Give all of the lines again exactly as they read.

====

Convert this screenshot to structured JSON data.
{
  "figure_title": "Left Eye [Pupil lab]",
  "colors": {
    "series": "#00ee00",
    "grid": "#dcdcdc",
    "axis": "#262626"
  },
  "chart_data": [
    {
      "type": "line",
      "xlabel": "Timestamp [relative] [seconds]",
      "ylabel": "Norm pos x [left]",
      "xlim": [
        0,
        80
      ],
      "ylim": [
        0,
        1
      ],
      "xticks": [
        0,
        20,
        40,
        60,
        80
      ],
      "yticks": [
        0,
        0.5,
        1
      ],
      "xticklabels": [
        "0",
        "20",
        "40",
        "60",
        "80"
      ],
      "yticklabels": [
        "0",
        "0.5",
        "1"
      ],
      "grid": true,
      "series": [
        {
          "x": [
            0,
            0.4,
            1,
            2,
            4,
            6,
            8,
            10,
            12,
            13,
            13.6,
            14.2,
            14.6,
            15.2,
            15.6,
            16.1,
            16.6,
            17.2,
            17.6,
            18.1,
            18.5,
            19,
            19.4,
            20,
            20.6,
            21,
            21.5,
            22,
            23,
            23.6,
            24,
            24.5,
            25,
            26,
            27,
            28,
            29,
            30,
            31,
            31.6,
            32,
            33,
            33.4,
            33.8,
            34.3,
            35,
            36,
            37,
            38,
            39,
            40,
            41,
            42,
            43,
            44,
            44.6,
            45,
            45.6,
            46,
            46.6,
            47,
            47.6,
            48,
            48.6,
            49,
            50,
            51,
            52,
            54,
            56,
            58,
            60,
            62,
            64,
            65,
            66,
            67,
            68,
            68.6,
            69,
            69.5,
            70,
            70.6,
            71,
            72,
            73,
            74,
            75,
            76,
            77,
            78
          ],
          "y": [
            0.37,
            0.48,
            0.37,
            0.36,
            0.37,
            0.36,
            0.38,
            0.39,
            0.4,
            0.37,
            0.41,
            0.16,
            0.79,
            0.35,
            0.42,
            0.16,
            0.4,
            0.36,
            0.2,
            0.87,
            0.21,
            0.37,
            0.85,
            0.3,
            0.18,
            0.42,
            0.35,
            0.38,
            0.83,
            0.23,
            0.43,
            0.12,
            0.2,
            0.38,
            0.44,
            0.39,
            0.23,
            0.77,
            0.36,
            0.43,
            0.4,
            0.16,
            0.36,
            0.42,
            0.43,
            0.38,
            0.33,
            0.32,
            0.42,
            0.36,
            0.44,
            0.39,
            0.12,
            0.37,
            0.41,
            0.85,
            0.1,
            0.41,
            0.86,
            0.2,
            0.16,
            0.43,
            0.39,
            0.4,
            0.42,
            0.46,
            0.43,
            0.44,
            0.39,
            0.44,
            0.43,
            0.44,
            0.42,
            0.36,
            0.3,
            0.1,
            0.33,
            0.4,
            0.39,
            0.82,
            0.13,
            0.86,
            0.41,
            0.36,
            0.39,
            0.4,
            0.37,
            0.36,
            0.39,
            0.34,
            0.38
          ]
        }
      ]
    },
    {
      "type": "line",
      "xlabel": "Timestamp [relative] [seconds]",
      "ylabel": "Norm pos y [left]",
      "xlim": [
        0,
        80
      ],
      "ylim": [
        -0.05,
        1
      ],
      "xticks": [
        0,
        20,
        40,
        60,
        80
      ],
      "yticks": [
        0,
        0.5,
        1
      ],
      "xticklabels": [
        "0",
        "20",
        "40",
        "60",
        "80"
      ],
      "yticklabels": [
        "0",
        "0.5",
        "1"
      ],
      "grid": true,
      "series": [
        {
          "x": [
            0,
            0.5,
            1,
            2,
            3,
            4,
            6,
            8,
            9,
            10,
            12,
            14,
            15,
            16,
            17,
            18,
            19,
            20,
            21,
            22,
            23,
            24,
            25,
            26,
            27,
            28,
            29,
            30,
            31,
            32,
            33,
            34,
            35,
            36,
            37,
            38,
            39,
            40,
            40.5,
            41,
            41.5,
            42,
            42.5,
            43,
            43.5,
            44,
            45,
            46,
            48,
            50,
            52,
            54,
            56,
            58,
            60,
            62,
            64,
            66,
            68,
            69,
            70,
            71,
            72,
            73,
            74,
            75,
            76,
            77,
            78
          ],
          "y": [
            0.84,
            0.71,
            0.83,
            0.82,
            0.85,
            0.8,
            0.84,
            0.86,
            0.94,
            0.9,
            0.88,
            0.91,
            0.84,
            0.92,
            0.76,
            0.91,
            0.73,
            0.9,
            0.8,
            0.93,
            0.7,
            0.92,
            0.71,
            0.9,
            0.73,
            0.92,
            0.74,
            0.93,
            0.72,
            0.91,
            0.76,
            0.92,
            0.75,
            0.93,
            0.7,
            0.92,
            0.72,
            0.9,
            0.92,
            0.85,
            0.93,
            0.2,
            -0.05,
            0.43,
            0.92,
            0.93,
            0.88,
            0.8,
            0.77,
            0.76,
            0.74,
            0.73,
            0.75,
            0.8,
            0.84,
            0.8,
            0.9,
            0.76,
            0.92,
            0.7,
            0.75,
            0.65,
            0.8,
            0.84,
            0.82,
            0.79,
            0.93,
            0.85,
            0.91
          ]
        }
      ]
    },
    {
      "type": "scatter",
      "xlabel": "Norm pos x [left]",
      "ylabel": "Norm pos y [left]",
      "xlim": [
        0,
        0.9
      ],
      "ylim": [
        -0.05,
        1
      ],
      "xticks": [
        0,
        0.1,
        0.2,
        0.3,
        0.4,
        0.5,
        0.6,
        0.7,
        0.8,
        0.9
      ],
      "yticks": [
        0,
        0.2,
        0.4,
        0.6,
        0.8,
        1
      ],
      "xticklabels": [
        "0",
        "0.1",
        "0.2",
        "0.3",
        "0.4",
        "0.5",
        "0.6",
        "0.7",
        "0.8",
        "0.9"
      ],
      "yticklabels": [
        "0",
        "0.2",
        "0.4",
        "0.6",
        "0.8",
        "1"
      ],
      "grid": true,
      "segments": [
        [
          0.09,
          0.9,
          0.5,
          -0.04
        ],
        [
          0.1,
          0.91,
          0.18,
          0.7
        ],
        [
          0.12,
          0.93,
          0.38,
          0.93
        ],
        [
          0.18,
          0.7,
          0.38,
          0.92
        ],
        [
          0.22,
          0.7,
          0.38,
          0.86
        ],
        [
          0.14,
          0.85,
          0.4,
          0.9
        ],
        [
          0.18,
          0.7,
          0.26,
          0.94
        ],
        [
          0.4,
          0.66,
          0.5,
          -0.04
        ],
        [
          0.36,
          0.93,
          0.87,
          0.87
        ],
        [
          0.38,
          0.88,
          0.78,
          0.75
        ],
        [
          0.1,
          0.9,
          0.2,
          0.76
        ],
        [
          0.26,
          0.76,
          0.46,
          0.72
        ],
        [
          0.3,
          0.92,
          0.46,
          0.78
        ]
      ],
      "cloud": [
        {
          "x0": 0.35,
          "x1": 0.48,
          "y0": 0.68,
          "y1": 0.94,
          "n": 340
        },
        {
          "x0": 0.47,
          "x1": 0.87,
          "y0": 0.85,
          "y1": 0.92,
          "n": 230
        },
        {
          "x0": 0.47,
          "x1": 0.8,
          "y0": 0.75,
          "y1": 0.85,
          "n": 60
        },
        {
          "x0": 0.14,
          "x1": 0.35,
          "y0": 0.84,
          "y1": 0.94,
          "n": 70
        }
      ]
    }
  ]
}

====

Solution |
Convert this screenshot to structured JSON data.
{
  "figure_title": "Left Eye [Pupil lab]",
  "colors": {
    "series": "#00ee00",
    "grid": "#dcdcdc",
    "axis": "#262626"
  },
  "chart_data": [
    {
      "type": "line",
      "xlabel": "Timestamp [relative] [seconds]",
      "ylabel": "Norm pos x [left]",
      "xlim": [
        0,
        80
      ],
      "ylim": [
        0,
        1
      ],
      "xticks": [
        0,
        20,
        40,
        60,
        80
      ],
      "yticks": [
        0,
        0.5,
        1
      ],
      "xticklabels": [
        "0",
        "20",
        "40",
        "60",
        "80"
      ],
      "yticklabels": [
        "0",
        "0.5",
        "1"
      ],
      "grid": true,
      "series": [
        {
          "x": [
            0,
            0.4,
            1,
            2,
            4,
            6,
            8,
            10,
            12,
            13,
            13.6,
            14.2,
            14.6,
            15.2,
            15.6,
            16.1,
            16.6,
            17.2,
            17.6,
            18.1,
            18.5,
            19,
            19.4,
            20,
            20.6,
            21,
            21.5,
            22,
            23,
            23.6,
            24,
            24.5,
            25,
            26,
            27,
            28,
            29,
            30,
            31,
            31.6,
            32,
            33,
            33.4,
            33.8,
            34.3,
            35,
            36,
            37,
            38,
            39,
            40,
            41,
            42,
            43,
            44,
            44.6,
            45,
            45.6,
            46,
            46.6,
            47,
            47.6,
            48,
            48.6,
            49,
            50,
            51,
            52,
            54,
            56,
            58,
            60,
            62,
            64,
            65,
            66,
            67,
            68,
            68.6,
            69,
            69.5,
            70,
            70.6,
            71,
            72,
            73,
            74,
            75,
            76,
            77,
            78
          ],
          "y": [
            0.37,
            0.48,
            0.37,
            0.36,
            0.37,
            0.36,
            0.38,
            0.39,
            0.4,
            0.37,
            0.41,
            0.16,
            0.79,
            0.35,
            0.42,
            0.16,
            0.4,
            0.36,
            0.2,
            0.87,
            0.21,
            0.37,
            0.85,
            0.3,
            0.18,
            0.42,
            0.35,
            0.38,
            0.83,
            0.23,
            0.43,
            0.12,
            0.2,
            0.38,
            0.44,
            0.39,
            0.23,
            0.77,
            0.36,
            0.43,
            0.4,
            0.16,
            0.36,
            0.42,
            0.43,
            0.38,
            0.33,
            0.32,
            0.42,
            0.36,
            0.44,
            0.39,
            0.12,
            0.37,
            0.41,
            0.85,
            0.1,
            0.41,
            0.86,
            0.2,
            0.16,
            0.43,
            0.39,
            0.4,
            0.42,
            0.46,
            0.43,
            0.44,
            0.39,
            0.44,
            0.43,
            0.44,
            0.42,
            0.36,
            0.3,
            0.1,
            0.33,
            0.4,
            0.39,
            0.82,
            0.13,
            0.86,
            0.41,
            0.36,
            0.39,
            0.4,
            0.37,
            0.36,
            0.39,
            0.34,
            0.38
          ]
        }
      ]
    },
    {
      "type": "line",
      "xlabel": "Timestamp [relative] [seconds]",
      "ylabel": "Norm pos y [left]",
      "xlim": [
        0,
        80
      ],
      "ylim": [
        -0.05,
        1
      ],
      "xticks": [
        0,
        20,
        40,
        60,
        80
      ],
      "yticks": [
        0,
        0.5,
        1
      ],
      "xticklabels": [
        "0",
        "20",
        "40",
        "60",
        "80"
      ],
      "yticklabels": [
        "0",
        "0.5",
        "1"
      ],
      "grid": true,
      "series": [
        {
          "x": [
            0,
            0.5,
            1,
            2,
            3,
            4,
            6,
            8,
            9,
            10,
            12,
            14,
            15,
            16,
            17,
            18,
            19,
            20,
            21,
            22,
            23,
            24,
            25,
            26,
            27,
            28,
            29,
            30,
            31,
            32,
            33,
            34,
            35,
            36,
            37,
            38,
            39,
            40,
            40.5,
            41,
            41.5,
            42,
            42.5,
            43,
            43.5,
            44,
            45,
            46,
            48,
            50,
            52,
            54,
            56,
            58,
            60,
            62,
            64,
            66,
            68,
            69,
            70,
            71,
            72,
            73,
            74,
            75,
            76,
            77,
            78
          ],
          "y": [
            0.84,
            0.71,
            0.83,
            0.82,
            0.85,
            0.8,
            0.84,
            0.86,
            0.94,
            0.9,
            0.88,
            0.91,
            0.84,
            0.92,
            0.76,
            0.91,
            0.73,
            0.9,
            0.8,
            0.93,
            0.7,
            0.92,
            0.71,
            0.9,
            0.73,
            0.92,
            0.74,
            0.93,
            0.72,
            0.91,
            0.76,
            0.92,
            0.75,
            0.93,
            0.7,
            0.92,
            0.72,
            0.9,
            0.92,
            0.85,
            0.93,
            0.2,
            -0.05,
            0.43,
            0.92,
            0.93,
            0.88,
            0.8,
            0.77,
            0.76,
            0.74,
            0.73,
            0.75,
            0.8,
            0.84,
            0.8,
            0.9,
            0.76,
            0.92,
            0.7,
            0.75,
            0.65,
            0.8,
            0.84,
            0.82,
            0.79,
            0.93,
            0.85,
            0.91
          ]
        }
      ]
    },
    {
      "type": "scatter",
      "xlabel": "Norm pos x [left]",
      "ylabel": "Norm pos y [left]",
      "xlim": [
        0,
        0.9
      ],
      "ylim": [
        -0.05,
        1
      ],
      "xticks": [
        0,
        0.1,
        0.2,
        0.3,
        0.4,
        0.5,
        0.6,
        0.7,
        0.8,
        0.9
      ],
      "yticks": [
        0,
        0.2,
        0.4,
        0.6,
        0.8,
        1
      ],
      "xticklabels": [
        "0",
        "0.1",
        "0.2",
        "0.3",
        "0.4",
        "0.5",
        "0.6",
        "0.7",
        "0.8",
        "0.9"
      ],
      "yticklabels": [
        "0",
        "0.2",
        "0.4",
        "0.6",
        "0.8",
        "1"
      ],
      "grid": true,
      "segments": [
        [
          0.09,
          0.9,
          0.5,
          -0.04
        ],
        [
          0.1,
          0.91,
          0.18,
          0.7
        ],
        [
          0.12,
          0.93,
          0.38,
          0.93
        ],
        [
          0.18,
          0.7,
          0.38,
          0.92
        ],
        [
          0.22,
          0.7,
          0.38,
          0.86
        ],
        [
          0.14,
          0.85,
          0.4,
          0.9
        ],
        [
          0.18,
          0.7,
          0.26,
          0.94
        ],
        [
          0.4,
          0.66,
          0.5,
          -0.04
        ],
        [
          0.36,
          0.93,
          0.87,
          0.87
        ],
        [
          0.38,
          0.88,
          0.78,
          0.75
        ],
        [
          0.1,
          0.9,
          0.2,
          0.76
        ],
        [
          0.26,
          0.76,
          0.46,
          0.72
        ],
        [
          0.3,
          0.92,
          0.46,
          0.78
        ]
      ],
      "cloud": [
        {
          "x0": 0.35,
          "x1": 0.48,
          "y0": 0.68,
          "y1": 0.94,
          "n": 340
        },
        {
          "x0": 0.47,
          "x1": 0.87,
          "y0": 0.85,
          "y1": 0.92,
          "n": 230
        },
        {
          "x0": 0.47,
          "x1": 0.8,
          "y0": 0.75,
          "y1": 0.85,
          "n": 60
        },
        {
          "x0": 0.14,
          "x1": 0.35,
          "y0": 0.84,
          "y1": 0.94,
          "n": 70
        }
      ]
    }
  ]
}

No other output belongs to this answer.